Instructions to follow: The records below must be transcribed exactly. Do not include the pictures.

Saved data entries
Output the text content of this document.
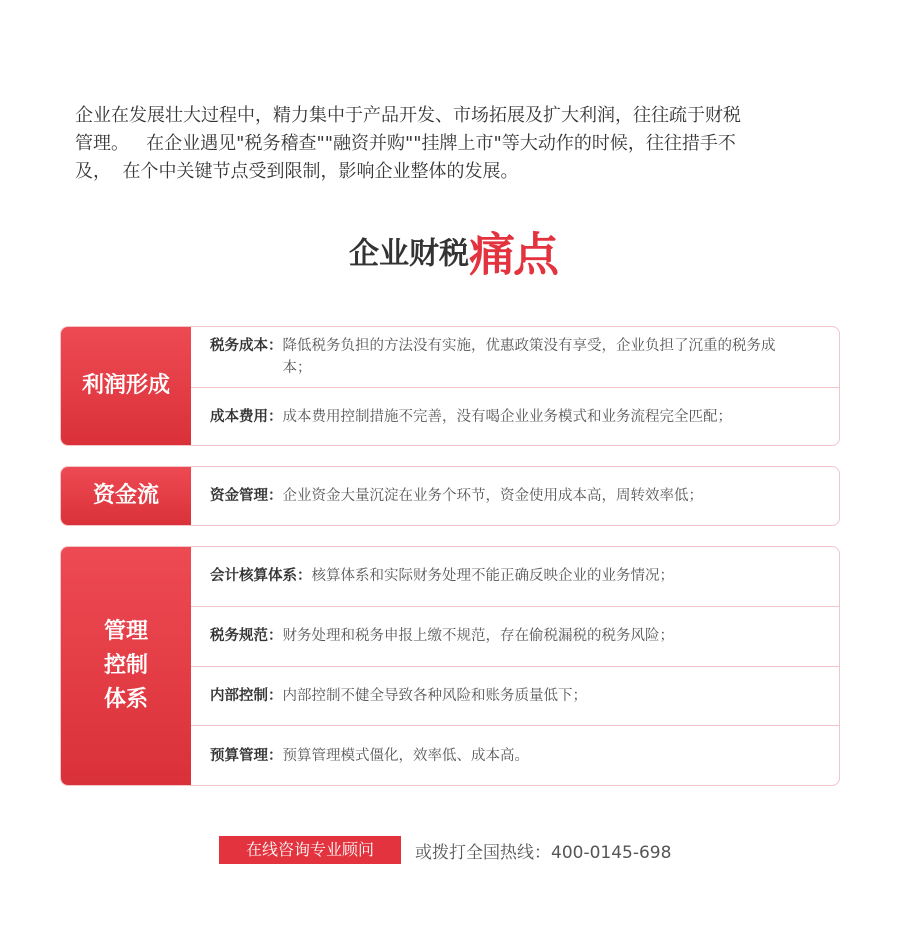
企业在发展壮大过程中，精力集中于产品开发、市场拓展及扩大利润，往往疏于财税
管理。   在企业遇见"税务稽查""融资并购""挂牌上市"等大动作的时候，往往措手不
及，  在个中关键节点受到限制，影响企业整体的发展。
企业财税痛点
利润形成
税务成本： 降低税务负担的方法没有实施，优惠政策没有享受，企业负担了沉重的税务成本；
成本费用： 成本费用控制措施不完善，没有喝企业业务模式和业务流程完全匹配；
资金流	资金管理： 企业资金大量沉淀在业务个环节，资金使用成本高，周转效率低；
管理
控制
体系
会计核算体系： 核算体系和实际财务处理不能正确反映企业的业务情况；
税务规范： 财务处理和税务申报上缴不规范，存在偷税漏税的税务风险；
内部控制： 内部控制不健全导致各种风险和账务质量低下；
预算管理： 预算管理模式僵化，效率低、成本高。
在线咨询专业顾问	或拨打全国热线：400-0145-698
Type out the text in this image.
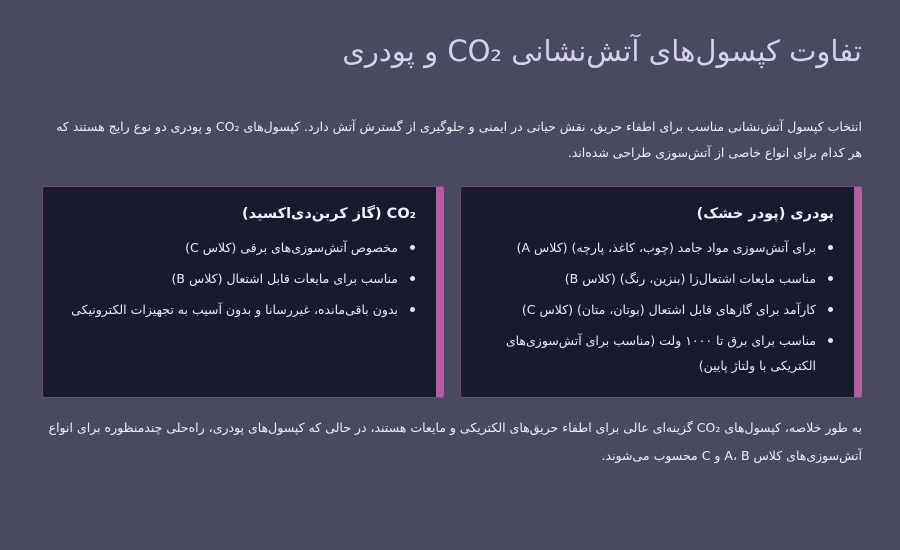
تفاوت کپسول‌های آتش‌نشانی CO₂ و پودری

انتخاب کپسول آتش‌نشانی مناسب برای اطفاء حریق، نقش حیاتی در ایمنی و جلوگیری از گسترش آتش دارد. کپسول‌های CO₂ و پودری دو نوع رایج هستند که هر کدام برای انواع خاصی از آتش‌سوزی طراحی شده‌اند.

پودری (پودر خشک)
برای آتش‌سوزی مواد جامد (چوب، کاغذ، پارچه) (کلاس A)
مناسب مایعات اشتعال‌زا (بنزین، رنگ) (کلاس B)
کارآمد برای گازهای قابل اشتعال (بوتان، متان) (کلاس C)
مناسب برای برق تا ۱۰۰۰ ولت (مناسب برای آتش‌سوزی‌های الکتریکی با ولتاژ پایین)
CO₂ (گاز کربن‌دی‌اکسید)
مخصوص آتش‌سوزی‌های برقی (کلاس C)
مناسب برای مایعات قابل اشتعال (کلاس B)
بدون باقی‌مانده، غیررسانا و بدون آسیب به تجهیزات الکترونیکی

به طور خلاصه، کپسول‌های CO₂ گزینه‌ای عالی برای اطفاء حریق‌های الکتریکی و مایعات هستند، در حالی که کپسول‌های پودری، راه‌حلی چندمنظوره برای انواع آتش‌سوزی‌های کلاس A، B و C محسوب می‌شوند.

Complete response:
Output the text content of this document.
企业在发展壮大过程中，精力集中于产品开发、市场拓展及扩大利润，往往疏于财税
管理。   在企业遇见"税务稽查""融资并购""挂牌上市"等大动作的时候，往往措手不
及，  在个中关键节点受到限制，影响企业整体的发展。
企业财税痛点
利润形成
税务成本： 降低税务负担的方法没有实施，优惠政策没有享受，企业负担了沉重的税务成本；
成本费用： 成本费用控制措施不完善，没有喝企业业务模式和业务流程完全匹配；
资金流	资金管理： 企业资金大量沉淀在业务个环节，资金使用成本高，周转效率低；
管理
控制
体系
会计核算体系： 核算体系和实际财务处理不能正确反映企业的业务情况；
税务规范： 财务处理和税务申报上缴不规范，存在偷税漏税的税务风险；
内部控制： 内部控制不健全导致各种风险和账务质量低下；
预算管理： 预算管理模式僵化，效率低、成本高。
在线咨询专业顾问	或拨打全国热线：400-0145-698
Type out the text in this image.
تفاوت کپسول‌های آتش‌نشانی CO₂ و پودری

انتخاب کپسول آتش‌نشانی مناسب برای اطفاء حریق، نقش حیاتی در ایمنی و جلوگیری از گسترش آتش دارد. کپسول‌های CO₂ و پودری دو نوع رایج هستند که هر کدام برای انواع خاصی از آتش‌سوزی طراحی شده‌اند.

پودری (پودر خشک)
برای آتش‌سوزی مواد جامد (چوب، کاغذ، پارچه) (کلاس A)
مناسب مایعات اشتعال‌زا (بنزین، رنگ) (کلاس B)
کارآمد برای گازهای قابل اشتعال (بوتان، متان) (کلاس C)
مناسب برای برق تا ۱۰۰۰ ولت (مناسب برای آتش‌سوزی‌های الکتریکی با ولتاژ پایین)
CO₂ (گاز کربن‌دی‌اکسید)
مخصوص آتش‌سوزی‌های برقی (کلاس C)
مناسب برای مایعات قابل اشتعال (کلاس B)
بدون باقی‌مانده، غیررسانا و بدون آسیب به تجهیزات الکترونیکی

به طور خلاصه، کپسول‌های CO₂ گزینه‌ای عالی برای اطفاء حریق‌های الکتریکی و مایعات هستند، در حالی که کپسول‌های پودری، راه‌حلی چندمنظوره برای انواع آتش‌سوزی‌های کلاس A، B و C محسوب می‌شوند.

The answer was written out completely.